→ **この演習の課題**
a) 文書抜粋にある次の一文を英語に訳してください。「本発明は、燃料電池の性能を評価する方法及び評価装置に関する。」
b) 文書抜粋をもとに、次の問いに答えてください。
(i) 燃料電池は、どのような構造のスタック体として用いられることが多いか。
(ii) 出力電圧を測定するのみでは、電圧損失がどちらの側で発生したものか区別できないとされているか。
(iii) 特許文献1で提案されている方法は、何を計測するものか。
c) 文書抜粋のうち、「そこで特許文献1においては、」を含む語句で始まり「計測できると、同文献には記載されている。」で終わる部分を、一字も変えずに複製してください。

→ **文書抜粋**
━━━━━━━━━━━━━━━━

本発明は、燃料電池の性能を評価する方法及び評価装置に関する。
燃料電池は、単セルを複数直列した構造のスタック体として用いられることが多い。したがって、スタック体を長期にわたり安定的に運転するためには、該スタック体を構成する個々の単セルが均一な性能を有していることが要求される。この場合、スタック体を解体することなく非破壊的に個々の単セルについての性能を評価できると、工場からの出荷時の品質検査や、実使用時の定期的なメンテナンスに極めて有利である。
ところで燃料電池は、その発電原理上の理由から又はその構造上の理由から、種々の電圧損失を発生させる。しかし、燃料電池から取り出される出力電圧を測定するのみでは、電圧損失が燃料電池のどの部分に起因しているのか、あるいは個々の電圧損失の寄与がどの程度であるかを特定できず、製造後、実運転前の検査や、経時的な劣化の検査のための充分な情報が得られない。例えば、出力電圧を測定するのみでは電圧損失がカソード側で発生したものなのか、それともアノード側で発生したものなのか区別できないので、燃料電池の性能の評価、並びに品質管理等に限界を生じさせる。
そこで特許文献1においては、燃料電池におけるカソードをカソード本電極及びカソード分割電極に分割するとともに、アノードをアノード本電極及びアノード分割電極に分割しておき、カソード本電極とアノード本電極の間に電流負荷を与え、その状態で、カソード本電極と、カソード分割電極又はアノード分割電極との間に発生する交流電圧成分に基づいて、カソード側の膜抵抗を計測するインピーダンス計測方法が提案されている。この方法によれば、燃料電池の膜抵抗をカソード側及びアノード側に分離して計測できると、同文献には記載されている。

━━━━━━━━━━━━━━━━

→ **未加工の項目**
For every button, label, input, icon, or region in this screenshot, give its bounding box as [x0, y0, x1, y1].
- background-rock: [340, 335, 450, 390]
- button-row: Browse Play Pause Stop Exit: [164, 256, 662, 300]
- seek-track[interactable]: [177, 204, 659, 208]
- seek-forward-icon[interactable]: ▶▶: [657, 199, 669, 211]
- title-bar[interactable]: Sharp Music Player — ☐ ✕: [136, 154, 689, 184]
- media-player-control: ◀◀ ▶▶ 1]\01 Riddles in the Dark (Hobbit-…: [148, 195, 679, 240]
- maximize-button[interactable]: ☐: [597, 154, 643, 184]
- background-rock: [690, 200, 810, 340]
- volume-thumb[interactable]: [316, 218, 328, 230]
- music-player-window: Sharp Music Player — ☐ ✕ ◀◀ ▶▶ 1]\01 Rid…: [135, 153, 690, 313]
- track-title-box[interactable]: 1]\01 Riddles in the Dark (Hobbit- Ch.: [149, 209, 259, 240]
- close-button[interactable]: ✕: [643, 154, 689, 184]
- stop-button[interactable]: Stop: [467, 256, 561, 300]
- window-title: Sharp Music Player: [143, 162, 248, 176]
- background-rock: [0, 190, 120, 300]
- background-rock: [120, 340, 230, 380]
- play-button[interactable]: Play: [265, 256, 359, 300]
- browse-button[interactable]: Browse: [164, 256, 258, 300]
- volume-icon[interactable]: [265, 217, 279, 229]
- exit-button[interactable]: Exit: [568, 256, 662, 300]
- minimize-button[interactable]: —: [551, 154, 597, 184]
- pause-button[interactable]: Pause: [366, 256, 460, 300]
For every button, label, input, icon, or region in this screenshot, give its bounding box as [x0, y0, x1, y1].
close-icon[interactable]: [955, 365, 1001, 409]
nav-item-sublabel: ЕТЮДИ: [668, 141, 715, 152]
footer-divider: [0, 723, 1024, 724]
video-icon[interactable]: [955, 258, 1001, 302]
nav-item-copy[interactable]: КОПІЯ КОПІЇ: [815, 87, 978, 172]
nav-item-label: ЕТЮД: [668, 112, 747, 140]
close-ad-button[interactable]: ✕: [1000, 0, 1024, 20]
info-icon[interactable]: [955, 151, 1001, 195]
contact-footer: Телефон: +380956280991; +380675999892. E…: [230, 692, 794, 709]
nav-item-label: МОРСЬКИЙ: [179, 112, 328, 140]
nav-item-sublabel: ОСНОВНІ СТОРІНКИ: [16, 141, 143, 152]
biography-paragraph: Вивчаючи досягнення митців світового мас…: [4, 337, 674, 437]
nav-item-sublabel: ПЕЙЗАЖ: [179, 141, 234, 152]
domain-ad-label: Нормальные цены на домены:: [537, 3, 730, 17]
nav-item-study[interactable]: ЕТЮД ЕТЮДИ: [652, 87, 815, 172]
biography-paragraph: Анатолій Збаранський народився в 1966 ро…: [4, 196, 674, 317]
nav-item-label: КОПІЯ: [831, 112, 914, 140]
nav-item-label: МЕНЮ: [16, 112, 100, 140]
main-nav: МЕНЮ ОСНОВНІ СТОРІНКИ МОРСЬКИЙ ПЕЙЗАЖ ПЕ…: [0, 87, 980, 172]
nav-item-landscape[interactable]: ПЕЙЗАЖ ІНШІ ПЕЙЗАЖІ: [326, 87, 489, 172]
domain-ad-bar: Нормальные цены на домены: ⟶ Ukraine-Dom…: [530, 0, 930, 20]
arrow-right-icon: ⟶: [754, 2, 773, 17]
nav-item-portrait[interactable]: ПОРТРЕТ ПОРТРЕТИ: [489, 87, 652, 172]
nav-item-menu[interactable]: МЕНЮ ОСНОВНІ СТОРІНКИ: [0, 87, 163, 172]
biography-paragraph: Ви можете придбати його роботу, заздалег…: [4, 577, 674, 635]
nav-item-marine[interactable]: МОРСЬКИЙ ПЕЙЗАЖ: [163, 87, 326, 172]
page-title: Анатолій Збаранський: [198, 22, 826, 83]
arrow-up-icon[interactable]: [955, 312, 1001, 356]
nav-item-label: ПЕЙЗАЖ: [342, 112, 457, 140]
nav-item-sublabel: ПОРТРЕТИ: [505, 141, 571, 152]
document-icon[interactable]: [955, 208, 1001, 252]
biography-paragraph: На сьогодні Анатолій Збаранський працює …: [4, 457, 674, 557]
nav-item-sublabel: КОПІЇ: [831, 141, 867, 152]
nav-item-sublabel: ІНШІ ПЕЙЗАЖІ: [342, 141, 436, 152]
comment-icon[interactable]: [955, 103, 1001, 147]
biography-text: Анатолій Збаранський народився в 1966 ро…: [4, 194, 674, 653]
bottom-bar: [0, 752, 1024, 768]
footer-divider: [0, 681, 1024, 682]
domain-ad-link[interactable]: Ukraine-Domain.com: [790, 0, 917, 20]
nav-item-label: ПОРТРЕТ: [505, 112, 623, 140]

━━━━━━━━━━━━━━━━

→ **想定される出力**
a) The present invention relates to a method and an apparatus for evaluating the performance of a fuel cell.

b)
(i) 単セルを複数直列した構造
(ii) カソード側かアノード側か
(iii) カソード側の膜抵抗

c)
そこで特許文献1においては、燃料電池におけるカソードをカソード本電極及びカソード分割電極に分割するとともに、アノードをアノード本電極及びアノード分割電極に分割しておき、カソード本電極とアノード本電極の間に電流負荷を与え、その状態で、カソード本電極と、カソード分割電極又はアノード分割電極との間に発生する交流電圧成分に基づいて、カソード側の膜抵抗を計測するインピーダンス計測方法が提案されている。この方法によれば、燃料電池の膜抵抗をカソード側及びアノード側に分離して計測できると、同文献には記載されている。